## What needs to be done
Output all the material that follows, exactly as given.

## start Extracted information

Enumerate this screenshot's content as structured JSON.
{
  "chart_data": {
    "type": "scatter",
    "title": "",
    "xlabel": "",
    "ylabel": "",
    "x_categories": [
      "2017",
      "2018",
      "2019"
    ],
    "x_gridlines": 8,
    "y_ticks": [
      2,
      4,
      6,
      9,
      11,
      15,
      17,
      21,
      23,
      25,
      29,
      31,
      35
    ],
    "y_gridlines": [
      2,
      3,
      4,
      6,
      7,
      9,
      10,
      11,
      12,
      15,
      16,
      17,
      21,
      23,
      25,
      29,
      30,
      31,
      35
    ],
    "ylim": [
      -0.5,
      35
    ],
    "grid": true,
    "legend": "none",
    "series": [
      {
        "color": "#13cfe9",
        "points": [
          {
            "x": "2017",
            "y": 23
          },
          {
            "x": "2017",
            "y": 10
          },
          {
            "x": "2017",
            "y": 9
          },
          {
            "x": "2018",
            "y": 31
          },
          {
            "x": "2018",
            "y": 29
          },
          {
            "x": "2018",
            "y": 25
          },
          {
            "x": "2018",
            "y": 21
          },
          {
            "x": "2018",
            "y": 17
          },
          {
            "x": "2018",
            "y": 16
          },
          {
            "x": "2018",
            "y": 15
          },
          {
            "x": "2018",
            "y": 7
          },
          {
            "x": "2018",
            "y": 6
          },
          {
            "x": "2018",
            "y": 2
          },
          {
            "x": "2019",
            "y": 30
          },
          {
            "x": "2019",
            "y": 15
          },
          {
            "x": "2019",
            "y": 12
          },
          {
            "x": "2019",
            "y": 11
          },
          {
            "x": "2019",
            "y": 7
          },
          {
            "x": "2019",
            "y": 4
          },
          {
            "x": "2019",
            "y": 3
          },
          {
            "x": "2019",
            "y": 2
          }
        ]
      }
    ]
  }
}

## end Extracted information

## Answer to this problem
Enumerate this screenshot's content as structured JSON.
{
  "chart_data": {
    "type": "scatter",
    "title": "",
    "xlabel": "",
    "ylabel": "",
    "x_categories": [
      "2017",
      "2018",
      "2019"
    ],
    "x_gridlines": 8,
    "y_ticks": [
      2,
      4,
      6,
      9,
      11,
      15,
      17,
      21,
      23,
      25,
      29,
      31,
      35
    ],
    "y_gridlines": [
      2,
      3,
      4,
      6,
      7,
      9,
      10,
      11,
      12,
      15,
      16,
      17,
      21,
      23,
      25,
      29,
      30,
      31,
      35
    ],
    "ylim": [
      -0.5,
      35
    ],
    "grid": true,
    "legend": "none",
    "series": [
      {
        "color": "#13cfe9",
        "points": [
          {
            "x": "2017",
            "y": 23
          },
          {
            "x": "2017",
            "y": 10
          },
          {
            "x": "2017",
            "y": 9
          },
          {
            "x": "2018",
            "y": 31
          },
          {
            "x": "2018",
            "y": 29
          },
          {
            "x": "2018",
            "y": 25
          },
          {
            "x": "2018",
            "y": 21
          },
          {
            "x": "2018",
            "y": 17
          },
          {
            "x": "2018",
            "y": 16
          },
          {
            "x": "2018",
            "y": 15
          },
          {
            "x": "2018",
            "y": 7
          },
          {
            "x": "2018",
            "y": 6
          },
          {
            "x": "2018",
            "y": 2
          },
          {
            "x": "2019",
            "y": 30
          },
          {
            "x": "2019",
            "y": 15
          },
          {
            "x": "2019",
            "y": 12
          },
          {
            "x": "2019",
            "y": 11
          },
          {
            "x": "2019",
            "y": 7
          },
          {
            "x": "2019",
            "y": 4
          },
          {
            "x": "2019",
            "y": 3
          },
          {
            "x": "2019",
            "y": 2
          }
        ]
      }
    ]
  }
}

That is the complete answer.